AIM OF THE TASK: All of the listing below must be repeated word for word. Pictures are the only thing to omit.

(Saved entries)
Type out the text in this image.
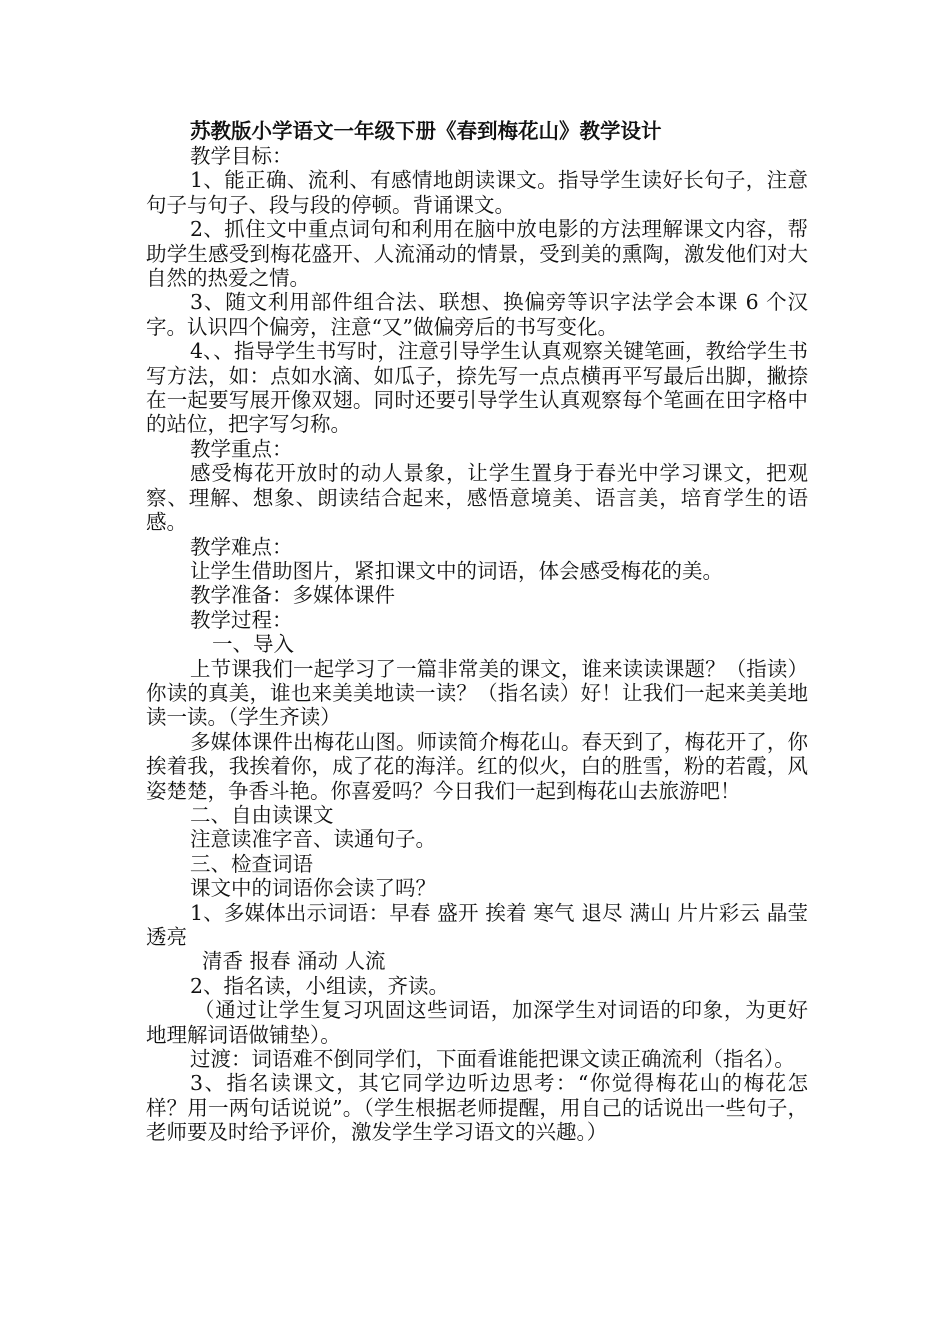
苏教版小学语文一年级下册《春到梅花山》教学设计

教学目标：

1、能正确、流利、有感情地朗读课文。指导学生读好长句子，注意句子与句子、段与段的停顿。背诵课文。

2、抓住文中重点词句和利用在脑中放电影的方法理解课文内容，帮助学生感受到梅花盛开、人流涌动的情景，受到美的熏陶，激发他们对大自然的热爱之情。

3、随文利用部件组合法、联想、换偏旁等识字法学会本课 6 个汉字。认识四个偏旁，注意“又”做偏旁后的书写变化。

4、、指导学生书写时，注意引导学生认真观察关键笔画，教给学生书写方法，如：点如水滴、如瓜子，捺先写一点点横再平写最后出脚，撇捺在一起要写展开像双翅。同时还要引导学生认真观察每个笔画在田字格中的站位，把字写匀称。

教学重点：

感受梅花开放时的动人景象，让学生置身于春光中学习课文，把观察、理解、想象、朗读结合起来，感悟意境美、语言美，培育学生的语感。

教学难点：

让学生借助图片，紧扣课文中的词语，体会感受梅花的美。

教学准备：多媒体课件

教学过程：

一、导入

上节课我们一起学习了一篇非常美的课文，谁来读读课题？（指读）你读的真美，谁也来美美地读一读？（指名读）好！让我们一起来美美地读一读。（学生齐读）

多媒体课件出梅花山图。师读简介梅花山。春天到了，梅花开了，你挨着我，我挨着你，成了花的海洋。红的似火，白的胜雪，粉的若霞，风姿楚楚，争香斗艳。你喜爱吗？今日我们一起到梅花山去旅游吧！

二、自由读课文

注意读准字音、读通句子。

三、检查词语

课文中的词语你会读了吗？

1、多媒体出示词语：早春 盛开 挨着 寒气 退尽 满山 片片彩云 晶莹透亮

清香 报春 涌动 人流

2、指名读，小组读，齐读。

（通过让学生复习巩固这些词语，加深学生对词语的印象，为更好地理解词语做铺垫）。

过渡：词语难不倒同学们，下面看谁能把课文读正确流利（指名）。

3、指名读课文，其它同学边听边思考：“你觉得梅花山的梅花怎样？用一两句话说说”。（学生根据老师提醒，用自己的话说出一些句子，老师要及时给予评价，激发学生学习语文的兴趣。）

RESPONSE TO THE TASK:
Type out the text in this image.
苏教版小学语文一年级下册《春到梅花山》教学设计

教学目标：

1、能正确、流利、有感情地朗读课文。指导学生读好长句子，注意句子与句子、段与段的停顿。背诵课文。

2、抓住文中重点词句和利用在脑中放电影的方法理解课文内容，帮助学生感受到梅花盛开、人流涌动的情景，受到美的熏陶，激发他们对大自然的热爱之情。

3、随文利用部件组合法、联想、换偏旁等识字法学会本课 6 个汉字。认识四个偏旁，注意“又”做偏旁后的书写变化。

4、、指导学生书写时，注意引导学生认真观察关键笔画，教给学生书写方法，如：点如水滴、如瓜子，捺先写一点点横再平写最后出脚，撇捺在一起要写展开像双翅。同时还要引导学生认真观察每个笔画在田字格中的站位，把字写匀称。

教学重点：

感受梅花开放时的动人景象，让学生置身于春光中学习课文，把观察、理解、想象、朗读结合起来，感悟意境美、语言美，培育学生的语感。

教学难点：

让学生借助图片，紧扣课文中的词语，体会感受梅花的美。

教学准备：多媒体课件

教学过程：

一、导入

上节课我们一起学习了一篇非常美的课文，谁来读读课题？（指读）你读的真美，谁也来美美地读一读？（指名读）好！让我们一起来美美地读一读。（学生齐读）

多媒体课件出梅花山图。师读简介梅花山。春天到了，梅花开了，你挨着我，我挨着你，成了花的海洋。红的似火，白的胜雪，粉的若霞，风姿楚楚，争香斗艳。你喜爱吗？今日我们一起到梅花山去旅游吧！

二、自由读课文

注意读准字音、读通句子。

三、检查词语

课文中的词语你会读了吗？

1、多媒体出示词语：早春 盛开 挨着 寒气 退尽 满山 片片彩云 晶莹透亮

清香 报春 涌动 人流

2、指名读，小组读，齐读。

（通过让学生复习巩固这些词语，加深学生对词语的印象，为更好地理解词语做铺垫）。

过渡：词语难不倒同学们，下面看谁能把课文读正确流利（指名）。

3、指名读课文，其它同学边听边思考：“你觉得梅花山的梅花怎样？用一两句话说说”。（学生根据老师提醒，用自己的话说出一些句子，老师要及时给予评价，激发学生学习语文的兴趣。）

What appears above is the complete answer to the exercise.